### DIRECTIONS
List all the lines in these records that hold "screenshot".

### PROVIDED RECORDS

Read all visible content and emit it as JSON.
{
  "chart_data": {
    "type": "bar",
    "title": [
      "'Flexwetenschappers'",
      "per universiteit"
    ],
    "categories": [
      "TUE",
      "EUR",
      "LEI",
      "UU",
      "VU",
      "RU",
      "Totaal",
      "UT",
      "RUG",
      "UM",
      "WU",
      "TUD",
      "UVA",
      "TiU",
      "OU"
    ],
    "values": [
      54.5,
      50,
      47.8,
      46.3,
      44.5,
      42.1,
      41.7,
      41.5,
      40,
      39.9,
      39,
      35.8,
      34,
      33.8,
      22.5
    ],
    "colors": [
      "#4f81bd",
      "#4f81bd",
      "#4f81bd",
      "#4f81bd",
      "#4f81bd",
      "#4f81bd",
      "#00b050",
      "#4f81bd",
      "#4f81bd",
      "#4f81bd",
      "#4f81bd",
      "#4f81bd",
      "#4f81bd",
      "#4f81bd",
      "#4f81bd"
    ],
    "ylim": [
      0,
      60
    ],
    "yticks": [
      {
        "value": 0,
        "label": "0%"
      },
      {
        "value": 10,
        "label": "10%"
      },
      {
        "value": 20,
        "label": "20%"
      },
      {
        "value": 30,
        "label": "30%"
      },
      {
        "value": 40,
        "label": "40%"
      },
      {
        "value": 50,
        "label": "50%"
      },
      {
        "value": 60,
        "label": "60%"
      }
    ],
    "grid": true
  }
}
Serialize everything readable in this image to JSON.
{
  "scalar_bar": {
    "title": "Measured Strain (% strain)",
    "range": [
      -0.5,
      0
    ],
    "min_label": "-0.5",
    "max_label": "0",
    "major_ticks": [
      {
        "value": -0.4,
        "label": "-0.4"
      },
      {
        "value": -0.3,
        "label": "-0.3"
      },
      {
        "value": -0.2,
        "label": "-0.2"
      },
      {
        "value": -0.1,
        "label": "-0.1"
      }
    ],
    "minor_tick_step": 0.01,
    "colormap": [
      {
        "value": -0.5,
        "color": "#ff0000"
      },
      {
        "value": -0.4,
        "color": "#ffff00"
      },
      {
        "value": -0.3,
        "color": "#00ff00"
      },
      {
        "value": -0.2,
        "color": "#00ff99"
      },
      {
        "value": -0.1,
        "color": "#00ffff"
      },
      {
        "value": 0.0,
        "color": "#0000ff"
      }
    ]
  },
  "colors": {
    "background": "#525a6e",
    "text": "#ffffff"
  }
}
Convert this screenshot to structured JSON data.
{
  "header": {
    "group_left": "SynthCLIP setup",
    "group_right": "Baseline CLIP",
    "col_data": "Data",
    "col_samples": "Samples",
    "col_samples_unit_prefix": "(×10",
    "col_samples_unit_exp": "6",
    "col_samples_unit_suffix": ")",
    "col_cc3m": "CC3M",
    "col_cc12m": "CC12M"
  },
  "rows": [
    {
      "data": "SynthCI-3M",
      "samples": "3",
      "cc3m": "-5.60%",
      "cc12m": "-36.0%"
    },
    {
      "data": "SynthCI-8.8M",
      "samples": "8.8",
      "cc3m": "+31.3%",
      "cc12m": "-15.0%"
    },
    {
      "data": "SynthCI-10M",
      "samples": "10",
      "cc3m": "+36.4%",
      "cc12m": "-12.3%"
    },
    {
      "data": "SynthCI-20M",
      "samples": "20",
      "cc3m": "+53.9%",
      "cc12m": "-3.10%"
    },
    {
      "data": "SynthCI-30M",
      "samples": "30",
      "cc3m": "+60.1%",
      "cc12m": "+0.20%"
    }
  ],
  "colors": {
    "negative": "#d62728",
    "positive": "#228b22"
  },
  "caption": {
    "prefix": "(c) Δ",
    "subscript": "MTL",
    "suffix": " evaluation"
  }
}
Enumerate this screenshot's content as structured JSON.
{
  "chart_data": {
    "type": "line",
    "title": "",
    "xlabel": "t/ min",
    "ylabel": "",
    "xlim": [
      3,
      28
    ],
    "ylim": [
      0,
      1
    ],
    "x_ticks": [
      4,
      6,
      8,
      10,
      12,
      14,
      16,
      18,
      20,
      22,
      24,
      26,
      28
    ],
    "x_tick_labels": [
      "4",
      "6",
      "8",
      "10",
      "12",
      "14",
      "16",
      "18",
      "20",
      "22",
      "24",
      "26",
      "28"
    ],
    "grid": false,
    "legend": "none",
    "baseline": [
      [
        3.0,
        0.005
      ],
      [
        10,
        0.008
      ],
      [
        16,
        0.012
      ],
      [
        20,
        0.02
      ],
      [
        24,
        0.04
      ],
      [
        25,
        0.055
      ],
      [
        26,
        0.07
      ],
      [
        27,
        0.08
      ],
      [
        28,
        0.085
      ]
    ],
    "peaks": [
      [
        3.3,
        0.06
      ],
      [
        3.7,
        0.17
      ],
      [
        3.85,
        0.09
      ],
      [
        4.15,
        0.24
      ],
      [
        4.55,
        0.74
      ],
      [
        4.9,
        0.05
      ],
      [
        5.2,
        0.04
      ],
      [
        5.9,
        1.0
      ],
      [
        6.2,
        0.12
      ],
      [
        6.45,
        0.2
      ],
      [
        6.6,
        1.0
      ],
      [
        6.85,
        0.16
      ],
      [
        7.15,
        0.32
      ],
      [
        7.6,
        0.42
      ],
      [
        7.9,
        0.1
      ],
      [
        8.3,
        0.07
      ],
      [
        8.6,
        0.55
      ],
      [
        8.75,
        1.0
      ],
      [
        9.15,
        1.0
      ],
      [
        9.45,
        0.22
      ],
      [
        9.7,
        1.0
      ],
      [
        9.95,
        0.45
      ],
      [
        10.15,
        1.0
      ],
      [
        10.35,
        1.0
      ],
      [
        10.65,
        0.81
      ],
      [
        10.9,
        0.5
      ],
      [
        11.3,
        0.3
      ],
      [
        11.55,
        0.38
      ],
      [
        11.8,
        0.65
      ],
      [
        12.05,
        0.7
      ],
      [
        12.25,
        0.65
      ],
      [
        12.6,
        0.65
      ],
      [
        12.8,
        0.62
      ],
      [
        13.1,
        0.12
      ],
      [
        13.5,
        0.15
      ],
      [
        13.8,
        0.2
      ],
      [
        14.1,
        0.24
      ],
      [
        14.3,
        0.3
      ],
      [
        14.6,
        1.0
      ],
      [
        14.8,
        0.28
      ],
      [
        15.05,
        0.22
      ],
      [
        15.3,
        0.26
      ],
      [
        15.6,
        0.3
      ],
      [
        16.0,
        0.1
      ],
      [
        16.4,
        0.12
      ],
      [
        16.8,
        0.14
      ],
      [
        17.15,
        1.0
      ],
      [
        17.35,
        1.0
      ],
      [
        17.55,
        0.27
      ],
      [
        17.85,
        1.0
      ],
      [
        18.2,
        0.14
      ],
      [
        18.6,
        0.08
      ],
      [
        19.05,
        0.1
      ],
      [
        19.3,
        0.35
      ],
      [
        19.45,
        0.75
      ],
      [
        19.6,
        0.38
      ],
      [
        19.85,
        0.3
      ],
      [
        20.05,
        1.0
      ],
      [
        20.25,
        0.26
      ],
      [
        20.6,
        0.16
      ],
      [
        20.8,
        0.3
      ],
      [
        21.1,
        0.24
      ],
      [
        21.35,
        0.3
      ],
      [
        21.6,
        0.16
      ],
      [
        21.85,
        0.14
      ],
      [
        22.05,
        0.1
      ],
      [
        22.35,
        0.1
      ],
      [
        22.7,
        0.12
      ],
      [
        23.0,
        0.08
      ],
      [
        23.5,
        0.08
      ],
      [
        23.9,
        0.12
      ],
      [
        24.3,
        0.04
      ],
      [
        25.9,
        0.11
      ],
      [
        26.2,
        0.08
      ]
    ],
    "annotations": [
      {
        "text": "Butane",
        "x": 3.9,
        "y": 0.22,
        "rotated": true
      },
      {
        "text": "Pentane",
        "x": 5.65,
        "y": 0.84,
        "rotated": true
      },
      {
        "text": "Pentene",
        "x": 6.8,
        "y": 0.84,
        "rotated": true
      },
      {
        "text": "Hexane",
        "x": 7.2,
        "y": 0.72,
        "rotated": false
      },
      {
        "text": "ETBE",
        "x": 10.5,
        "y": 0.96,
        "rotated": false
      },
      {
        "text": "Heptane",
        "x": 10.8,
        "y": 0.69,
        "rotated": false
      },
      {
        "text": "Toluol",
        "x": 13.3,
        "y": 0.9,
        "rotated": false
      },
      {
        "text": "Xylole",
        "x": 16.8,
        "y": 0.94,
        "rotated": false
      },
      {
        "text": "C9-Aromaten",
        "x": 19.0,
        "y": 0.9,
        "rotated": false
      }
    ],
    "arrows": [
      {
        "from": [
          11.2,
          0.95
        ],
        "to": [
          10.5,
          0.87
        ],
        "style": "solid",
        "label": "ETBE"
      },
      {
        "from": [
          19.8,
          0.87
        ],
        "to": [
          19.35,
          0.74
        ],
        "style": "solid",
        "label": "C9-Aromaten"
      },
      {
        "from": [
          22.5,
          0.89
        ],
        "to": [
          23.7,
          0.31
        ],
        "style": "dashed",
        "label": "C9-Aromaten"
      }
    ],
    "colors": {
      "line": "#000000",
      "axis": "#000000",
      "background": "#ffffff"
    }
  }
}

### RESULT
Convert this screenshot to structured JSON data.
Enumerate this screenshot's content as structured JSON.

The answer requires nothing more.